Chart and figure data
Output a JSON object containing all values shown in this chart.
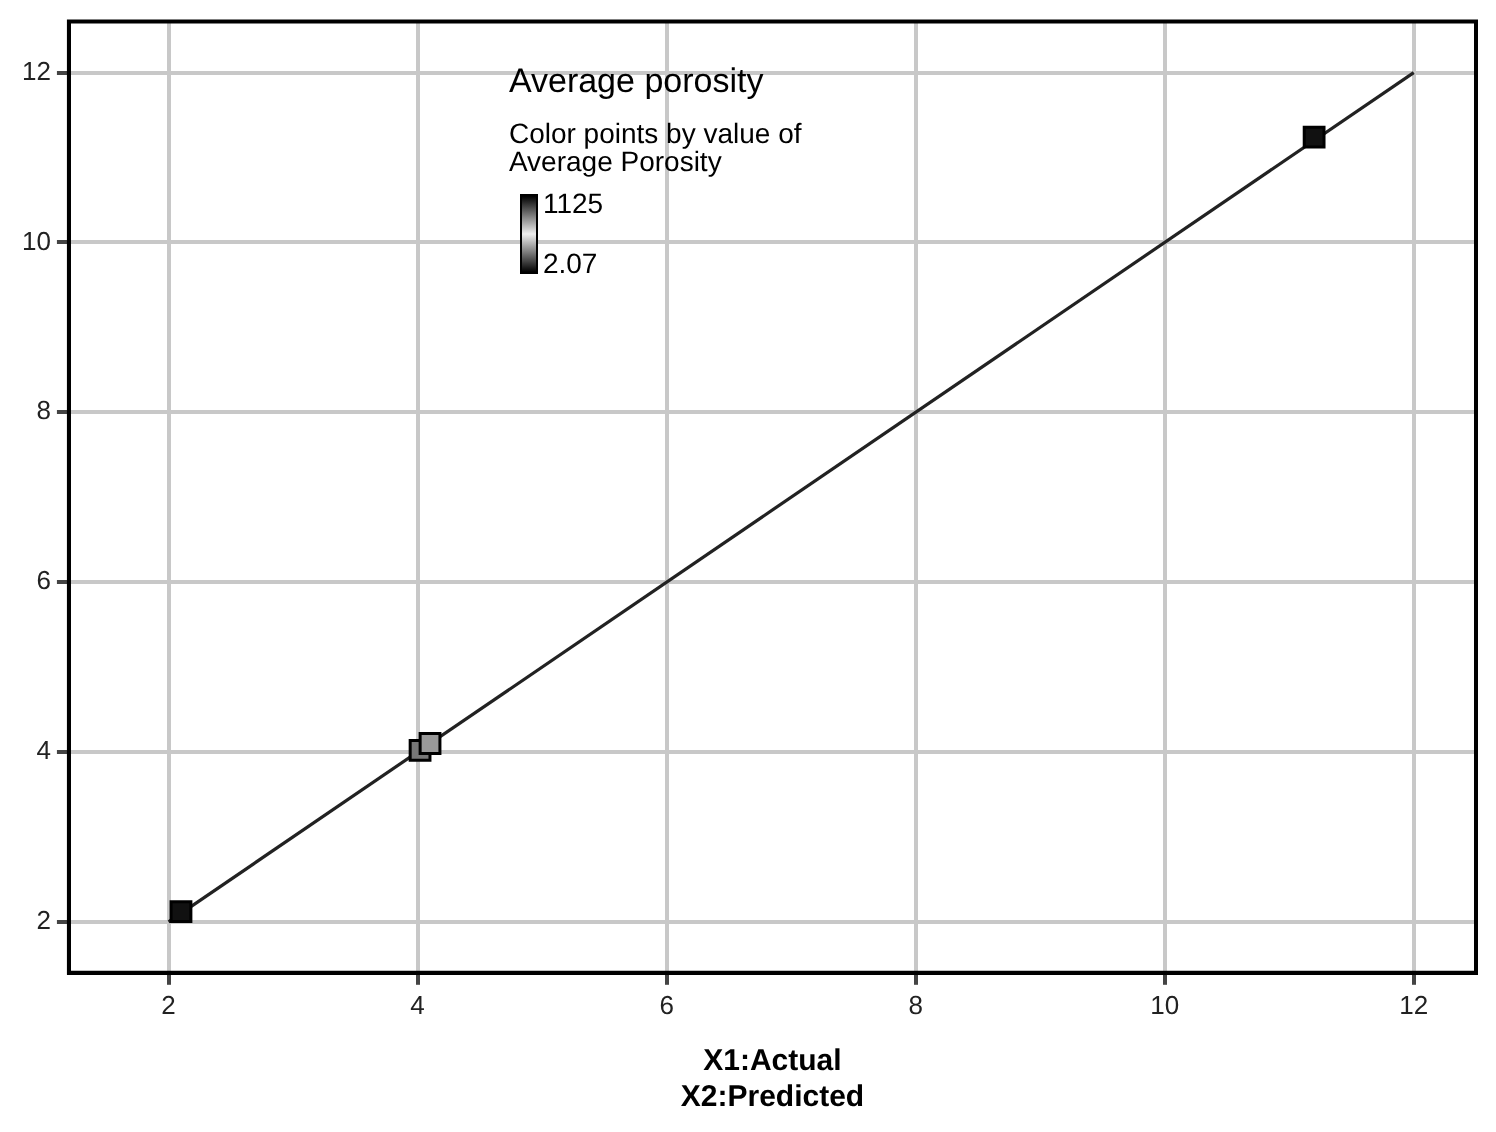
{
  "chart_data": {
    "type": "scatter",
    "title": "Average porosity",
    "xlabel": "X1:Actual\nX2:Predicted",
    "annotations": [
      "Color points by value of\nAverage Porosity",
      "1125",
      "2.07"
    ],
    "xlim": [
      1.2,
      12.5
    ],
    "ylim": [
      1.4,
      12.6
    ],
    "xticks": [
      2,
      4,
      6,
      8,
      10,
      12
    ],
    "yticks": [
      2,
      4,
      6,
      8,
      10,
      12
    ],
    "grid": true,
    "marker": "square",
    "series": [
      {
        "x": [
          2.1,
          4.02,
          4.1,
          11.2
        ],
        "values": [
          2.12,
          4.02,
          4.1,
          11.24
        ],
        "colors": [
          "#111111",
          "#777777",
          "#999999",
          "#111111"
        ]
      },
      {
        "type": "line",
        "color": "#222222",
        "x": [
          2,
          12
        ],
        "values": [
          2,
          12
        ],
        "line_style": "solid",
        "marker": "none"
      }
    ]
  }
}
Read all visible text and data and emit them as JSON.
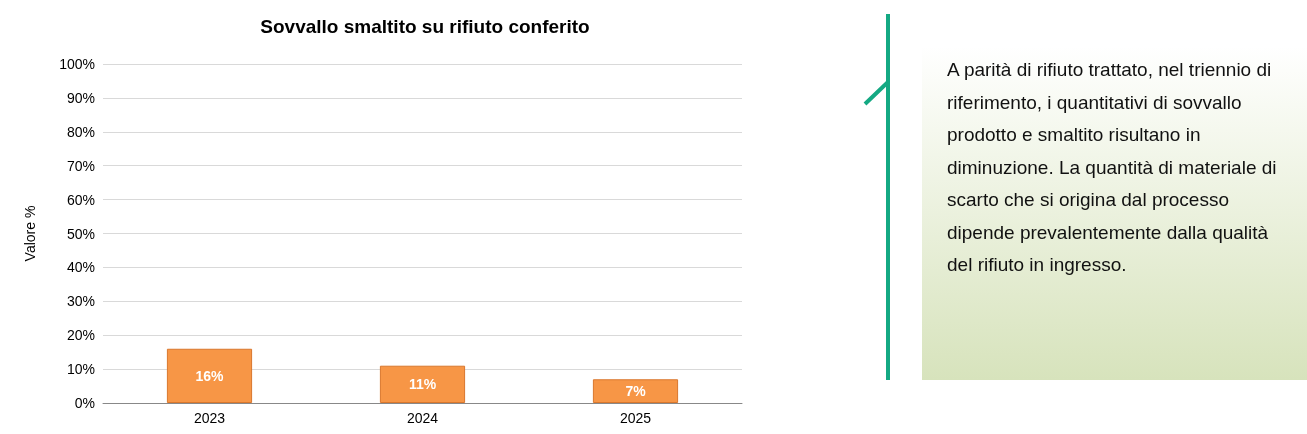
{
  "chart_data": {
    "type": "bar",
    "title": "Sovvallo smaltito su rifiuto conferito",
    "ylabel": "Valore %",
    "categories": [
      "2023",
      "2024",
      "2025"
    ],
    "values": [
      16,
      11,
      7
    ],
    "value_labels": [
      "16%",
      "11%",
      "7%"
    ],
    "color": "#f79646",
    "ylim": [
      0,
      100
    ],
    "yticks": [
      {
        "value": 0,
        "label": "0%"
      },
      {
        "value": 10,
        "label": "10%"
      },
      {
        "value": 20,
        "label": "20%"
      },
      {
        "value": 30,
        "label": "30%"
      },
      {
        "value": 40,
        "label": "40%"
      },
      {
        "value": 50,
        "label": "50%"
      },
      {
        "value": 60,
        "label": "60%"
      },
      {
        "value": 70,
        "label": "70%"
      },
      {
        "value": 80,
        "label": "80%"
      },
      {
        "value": 90,
        "label": "90%"
      },
      {
        "value": 100,
        "label": "100%"
      }
    ],
    "grid": "y",
    "annotations": [
      "A parità di rifiuto trattato, nel triennio di riferimento, i quantitativi di sovvallo prodotto e smaltito risultano in diminuzione. La quantità di materiale di scarto che si origina dal processo dipende prevalentemente dalla qualità del rifiuto in ingresso."
    ]
  }
}
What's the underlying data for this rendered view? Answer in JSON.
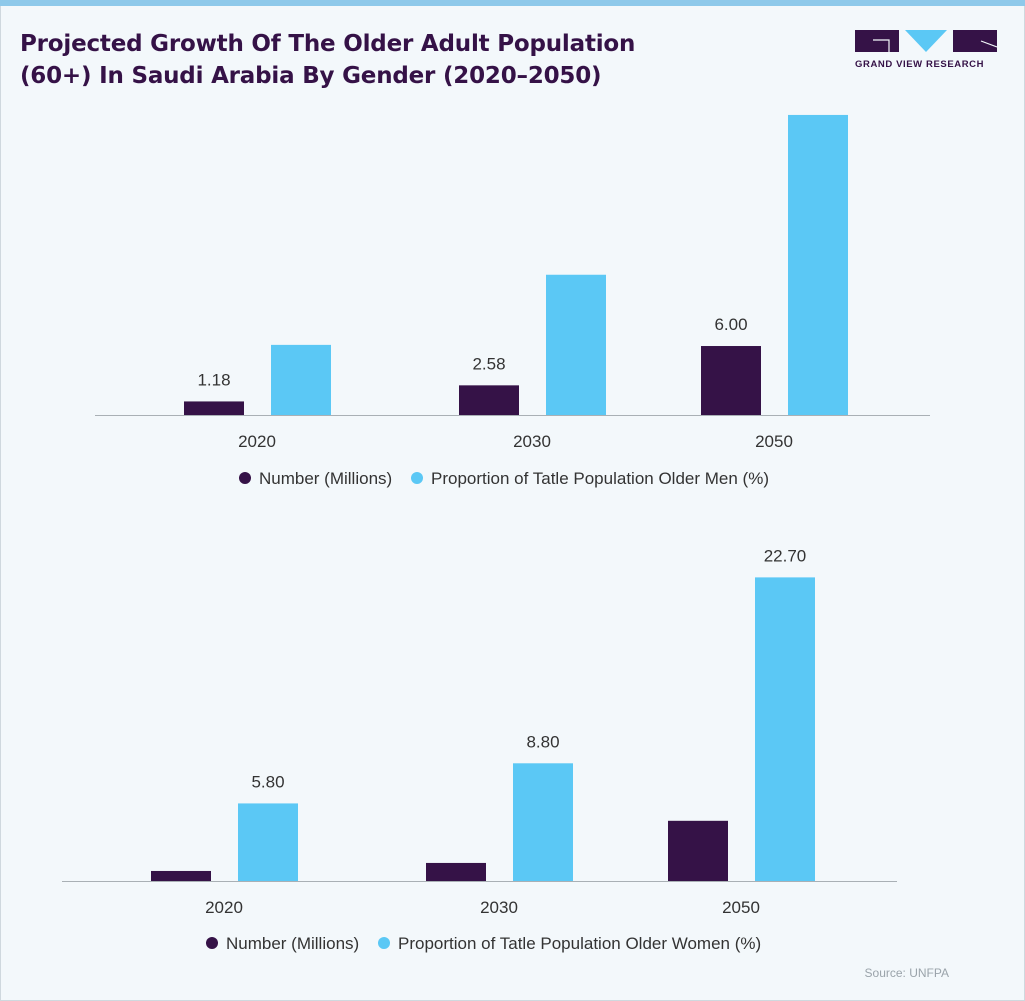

■ DIRECTIVE:
Your task is to set down exactly the lines that run from the line holding "Read all visible" through the close of the entries, including both ends. Pictures stay out.

■ FULL OUTPUT:
Read all visible text and data and emit them as JSON.
{
  "chart_data": {
    "type": "bar",
    "title": "Sovvallo smaltito su rifiuto conferito",
    "ylabel": "Valore %",
    "categories": [
      "2023",
      "2024",
      "2025"
    ],
    "values": [
      16,
      11,
      7
    ],
    "value_labels": [
      "16%",
      "11%",
      "7%"
    ],
    "color": "#f79646",
    "ylim": [
      0,
      100
    ],
    "yticks": [
      {
        "value": 0,
        "label": "0%"
      },
      {
        "value": 10,
        "label": "10%"
      },
      {
        "value": 20,
        "label": "20%"
      },
      {
        "value": 30,
        "label": "30%"
      },
      {
        "value": 40,
        "label": "40%"
      },
      {
        "value": 50,
        "label": "50%"
      },
      {
        "value": 60,
        "label": "60%"
      },
      {
        "value": 70,
        "label": "70%"
      },
      {
        "value": 80,
        "label": "80%"
      },
      {
        "value": 90,
        "label": "90%"
      },
      {
        "value": 100,
        "label": "100%"
      }
    ],
    "grid": "y",
    "annotations": [
      "A parità di rifiuto trattato, nel triennio di riferimento, i quantitativi di sovvallo prodotto e smaltito risultano in diminuzione. La quantità di materiale di scarto che si origina dal processo dipende prevalentemente dalla qualità del rifiuto in ingresso."
    ]
  }
}
What's the underlying data for this rendered view? Answer in JSON.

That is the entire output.